WORK INSTRUCTIONS:
Print each line exactly as it is given.

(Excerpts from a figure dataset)
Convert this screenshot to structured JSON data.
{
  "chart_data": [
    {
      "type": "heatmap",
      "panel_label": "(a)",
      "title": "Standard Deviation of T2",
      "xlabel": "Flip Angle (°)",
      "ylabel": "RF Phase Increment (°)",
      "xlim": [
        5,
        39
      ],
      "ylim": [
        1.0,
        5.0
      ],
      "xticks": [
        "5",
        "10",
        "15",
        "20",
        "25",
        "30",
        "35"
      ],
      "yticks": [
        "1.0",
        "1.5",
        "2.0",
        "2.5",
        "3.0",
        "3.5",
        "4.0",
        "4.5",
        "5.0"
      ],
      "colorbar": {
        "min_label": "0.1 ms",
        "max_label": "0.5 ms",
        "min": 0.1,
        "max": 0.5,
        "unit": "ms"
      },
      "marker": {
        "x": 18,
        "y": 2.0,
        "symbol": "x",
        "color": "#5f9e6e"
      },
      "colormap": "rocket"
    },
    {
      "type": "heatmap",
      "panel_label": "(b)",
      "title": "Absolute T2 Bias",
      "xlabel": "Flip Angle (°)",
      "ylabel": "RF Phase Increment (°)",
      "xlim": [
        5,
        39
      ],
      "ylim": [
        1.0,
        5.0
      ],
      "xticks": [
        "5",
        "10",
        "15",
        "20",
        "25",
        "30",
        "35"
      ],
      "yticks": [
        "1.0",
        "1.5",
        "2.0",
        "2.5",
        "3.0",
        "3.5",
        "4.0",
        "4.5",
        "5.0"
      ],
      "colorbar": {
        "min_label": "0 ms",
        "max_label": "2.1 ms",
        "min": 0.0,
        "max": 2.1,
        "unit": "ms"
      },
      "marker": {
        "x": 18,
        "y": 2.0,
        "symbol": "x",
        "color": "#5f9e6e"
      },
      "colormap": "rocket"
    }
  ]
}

EXERCISE RESPONSE:
Convert this screenshot to structured JSON data.
{
  "chart_data": [
    {
      "type": "heatmap",
      "panel_label": "(a)",
      "title": "Standard Deviation of T2",
      "xlabel": "Flip Angle (°)",
      "ylabel": "RF Phase Increment (°)",
      "xlim": [
        5,
        39
      ],
      "ylim": [
        1.0,
        5.0
      ],
      "xticks": [
        "5",
        "10",
        "15",
        "20",
        "25",
        "30",
        "35"
      ],
      "yticks": [
        "1.0",
        "1.5",
        "2.0",
        "2.5",
        "3.0",
        "3.5",
        "4.0",
        "4.5",
        "5.0"
      ],
      "colorbar": {
        "min_label": "0.1 ms",
        "max_label": "0.5 ms",
        "min": 0.1,
        "max": 0.5,
        "unit": "ms"
      },
      "marker": {
        "x": 18,
        "y": 2.0,
        "symbol": "x",
        "color": "#5f9e6e"
      },
      "colormap": "rocket"
    },
    {
      "type": "heatmap",
      "panel_label": "(b)",
      "title": "Absolute T2 Bias",
      "xlabel": "Flip Angle (°)",
      "ylabel": "RF Phase Increment (°)",
      "xlim": [
        5,
        39
      ],
      "ylim": [
        1.0,
        5.0
      ],
      "xticks": [
        "5",
        "10",
        "15",
        "20",
        "25",
        "30",
        "35"
      ],
      "yticks": [
        "1.0",
        "1.5",
        "2.0",
        "2.5",
        "3.0",
        "3.5",
        "4.0",
        "4.5",
        "5.0"
      ],
      "colorbar": {
        "min_label": "0 ms",
        "max_label": "2.1 ms",
        "min": 0.0,
        "max": 2.1,
        "unit": "ms"
      },
      "marker": {
        "x": 18,
        "y": 2.0,
        "symbol": "x",
        "color": "#5f9e6e"
      },
      "colormap": "rocket"
    }
  ]
}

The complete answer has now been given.